Starting at the first line of the data and stopping after the line that contains "cell-download: [992, 466, 1091, 500]", rewrite those lines with "upscaler" changed to "upscaling" and nothing else altered.

◆ Record list ◆
# # #
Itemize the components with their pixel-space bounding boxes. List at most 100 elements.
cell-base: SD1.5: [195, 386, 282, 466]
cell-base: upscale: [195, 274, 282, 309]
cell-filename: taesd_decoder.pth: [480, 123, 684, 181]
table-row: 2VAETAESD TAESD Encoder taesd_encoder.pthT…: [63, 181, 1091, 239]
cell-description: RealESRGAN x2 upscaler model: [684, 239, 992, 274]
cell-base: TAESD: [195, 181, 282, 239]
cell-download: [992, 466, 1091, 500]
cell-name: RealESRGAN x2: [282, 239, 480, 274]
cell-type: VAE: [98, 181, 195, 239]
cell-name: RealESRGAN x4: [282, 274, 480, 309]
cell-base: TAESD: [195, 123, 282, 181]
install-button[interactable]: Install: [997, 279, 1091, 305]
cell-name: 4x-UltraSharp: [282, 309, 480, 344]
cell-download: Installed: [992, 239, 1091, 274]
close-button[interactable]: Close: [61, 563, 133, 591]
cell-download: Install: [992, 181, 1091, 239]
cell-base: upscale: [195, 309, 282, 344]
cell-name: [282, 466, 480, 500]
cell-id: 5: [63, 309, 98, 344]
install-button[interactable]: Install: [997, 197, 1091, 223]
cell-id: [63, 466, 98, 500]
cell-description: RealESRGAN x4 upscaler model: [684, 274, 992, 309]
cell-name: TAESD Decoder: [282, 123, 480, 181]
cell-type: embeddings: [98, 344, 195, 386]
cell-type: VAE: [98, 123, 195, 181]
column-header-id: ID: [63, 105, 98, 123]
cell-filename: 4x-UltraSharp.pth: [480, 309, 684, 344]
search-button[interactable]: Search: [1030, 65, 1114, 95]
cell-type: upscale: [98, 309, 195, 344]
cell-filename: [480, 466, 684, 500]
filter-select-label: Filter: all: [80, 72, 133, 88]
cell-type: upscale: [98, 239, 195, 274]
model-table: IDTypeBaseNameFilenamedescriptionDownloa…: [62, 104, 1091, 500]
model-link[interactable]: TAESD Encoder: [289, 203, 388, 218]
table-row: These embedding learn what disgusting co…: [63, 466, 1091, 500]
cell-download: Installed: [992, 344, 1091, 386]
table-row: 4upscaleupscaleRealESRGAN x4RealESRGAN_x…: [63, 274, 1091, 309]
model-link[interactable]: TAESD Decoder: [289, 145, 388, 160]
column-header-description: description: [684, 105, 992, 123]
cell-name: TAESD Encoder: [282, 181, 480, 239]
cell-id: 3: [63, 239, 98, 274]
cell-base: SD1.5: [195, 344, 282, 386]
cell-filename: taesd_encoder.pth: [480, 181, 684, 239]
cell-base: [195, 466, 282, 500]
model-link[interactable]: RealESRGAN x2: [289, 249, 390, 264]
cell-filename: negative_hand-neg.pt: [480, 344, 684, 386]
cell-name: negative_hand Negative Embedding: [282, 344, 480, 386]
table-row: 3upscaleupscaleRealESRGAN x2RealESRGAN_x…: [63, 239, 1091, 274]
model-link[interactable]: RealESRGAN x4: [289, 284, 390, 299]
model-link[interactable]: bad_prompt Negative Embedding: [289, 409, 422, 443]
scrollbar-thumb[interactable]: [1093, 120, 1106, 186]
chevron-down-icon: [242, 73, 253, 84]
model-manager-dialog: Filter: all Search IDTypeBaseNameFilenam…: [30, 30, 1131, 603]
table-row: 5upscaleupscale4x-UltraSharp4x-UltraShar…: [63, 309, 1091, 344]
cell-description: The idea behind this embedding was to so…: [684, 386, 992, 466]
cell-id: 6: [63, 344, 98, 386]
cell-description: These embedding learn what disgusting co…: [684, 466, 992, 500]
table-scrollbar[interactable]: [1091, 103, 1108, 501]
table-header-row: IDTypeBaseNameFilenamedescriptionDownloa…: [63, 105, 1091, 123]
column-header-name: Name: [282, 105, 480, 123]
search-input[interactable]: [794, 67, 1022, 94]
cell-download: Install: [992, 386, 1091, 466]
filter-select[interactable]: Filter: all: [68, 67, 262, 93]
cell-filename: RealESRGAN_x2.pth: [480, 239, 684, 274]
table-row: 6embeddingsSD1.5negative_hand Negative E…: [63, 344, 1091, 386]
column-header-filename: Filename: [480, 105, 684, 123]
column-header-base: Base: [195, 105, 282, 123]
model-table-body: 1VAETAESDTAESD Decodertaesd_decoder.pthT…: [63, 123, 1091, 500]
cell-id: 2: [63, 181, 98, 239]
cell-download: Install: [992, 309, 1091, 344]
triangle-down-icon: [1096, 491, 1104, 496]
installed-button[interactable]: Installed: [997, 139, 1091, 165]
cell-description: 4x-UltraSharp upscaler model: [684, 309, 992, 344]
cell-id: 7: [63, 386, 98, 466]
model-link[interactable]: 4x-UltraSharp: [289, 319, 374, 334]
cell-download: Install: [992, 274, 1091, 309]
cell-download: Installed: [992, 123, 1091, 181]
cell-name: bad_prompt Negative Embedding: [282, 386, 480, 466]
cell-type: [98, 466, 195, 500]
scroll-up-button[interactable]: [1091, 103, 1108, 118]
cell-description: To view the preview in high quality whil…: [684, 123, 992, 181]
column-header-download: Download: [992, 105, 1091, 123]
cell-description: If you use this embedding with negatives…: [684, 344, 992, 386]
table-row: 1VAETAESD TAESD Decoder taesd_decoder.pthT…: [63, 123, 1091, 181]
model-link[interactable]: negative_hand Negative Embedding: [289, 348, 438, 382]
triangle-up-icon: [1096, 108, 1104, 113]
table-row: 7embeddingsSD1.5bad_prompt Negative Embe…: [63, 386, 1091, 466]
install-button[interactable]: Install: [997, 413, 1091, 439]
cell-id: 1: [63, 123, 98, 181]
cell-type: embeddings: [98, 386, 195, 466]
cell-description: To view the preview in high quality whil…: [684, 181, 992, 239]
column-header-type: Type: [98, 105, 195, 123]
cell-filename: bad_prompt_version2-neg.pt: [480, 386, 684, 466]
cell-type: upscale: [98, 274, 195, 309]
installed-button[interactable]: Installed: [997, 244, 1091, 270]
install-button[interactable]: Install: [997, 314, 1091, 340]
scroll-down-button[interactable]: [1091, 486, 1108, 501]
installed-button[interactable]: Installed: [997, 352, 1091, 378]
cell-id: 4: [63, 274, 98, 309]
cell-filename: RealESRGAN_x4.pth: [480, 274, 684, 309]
# # #
◆ Task response ◆
Itemize the components with their pixel-space bounding boxes. List at most 100 elements.
cell-base: SD1.5: [195, 386, 282, 466]
cell-base: upscale: [195, 274, 282, 309]
cell-filename: taesd_decoder.pth: [480, 123, 684, 181]
table-row: 2VAETAESD TAESD Encoder taesd_encoder.pthT…: [63, 181, 1091, 239]
cell-description: RealESRGAN x2 upscaling model: [684, 239, 992, 274]
cell-base: TAESD: [195, 181, 282, 239]
cell-download: [992, 466, 1091, 500]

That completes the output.